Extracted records
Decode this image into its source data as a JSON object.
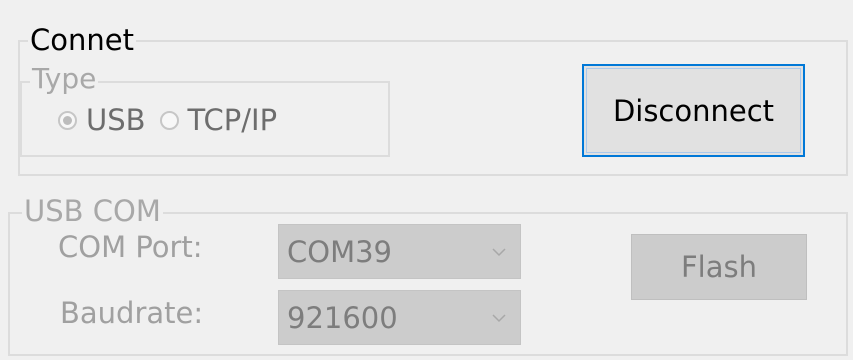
{
  "connet": {
    "title": "Connet",
    "type_group": {
      "title": "Type",
      "options": [
        {
          "label": "USB",
          "checked": true
        },
        {
          "label": "TCP/IP",
          "checked": false
        }
      ]
    },
    "disconnect_label": "Disconnect"
  },
  "usb_com": {
    "title": "USB COM",
    "com_port_label": "COM Port:",
    "com_port_value": "COM39",
    "baudrate_label": "Baudrate:",
    "baudrate_value": "921600",
    "flash_label": "Flash"
  },
  "icons": {
    "dropdown": "chevron-down-icon"
  },
  "colors": {
    "focus_border": "#0078d7",
    "disabled_text": "#a0a0a0",
    "background": "#f0f0f0"
  }
}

=== Problem statement ===
Quote the material exactly. Pictures stay out.

=== Reply ===
Decode this image into its source data as a JSON object.
{
  "connet": {
    "title": "Connet",
    "type_group": {
      "title": "Type",
      "options": [
        {
          "label": "USB",
          "checked": true
        },
        {
          "label": "TCP/IP",
          "checked": false
        }
      ]
    },
    "disconnect_label": "Disconnect"
  },
  "usb_com": {
    "title": "USB COM",
    "com_port_label": "COM Port:",
    "com_port_value": "COM39",
    "baudrate_label": "Baudrate:",
    "baudrate_value": "921600",
    "flash_label": "Flash"
  },
  "icons": {
    "dropdown": "chevron-down-icon"
  },
  "colors": {
    "focus_border": "#0078d7",
    "disabled_text": "#a0a0a0",
    "background": "#f0f0f0"
  }
}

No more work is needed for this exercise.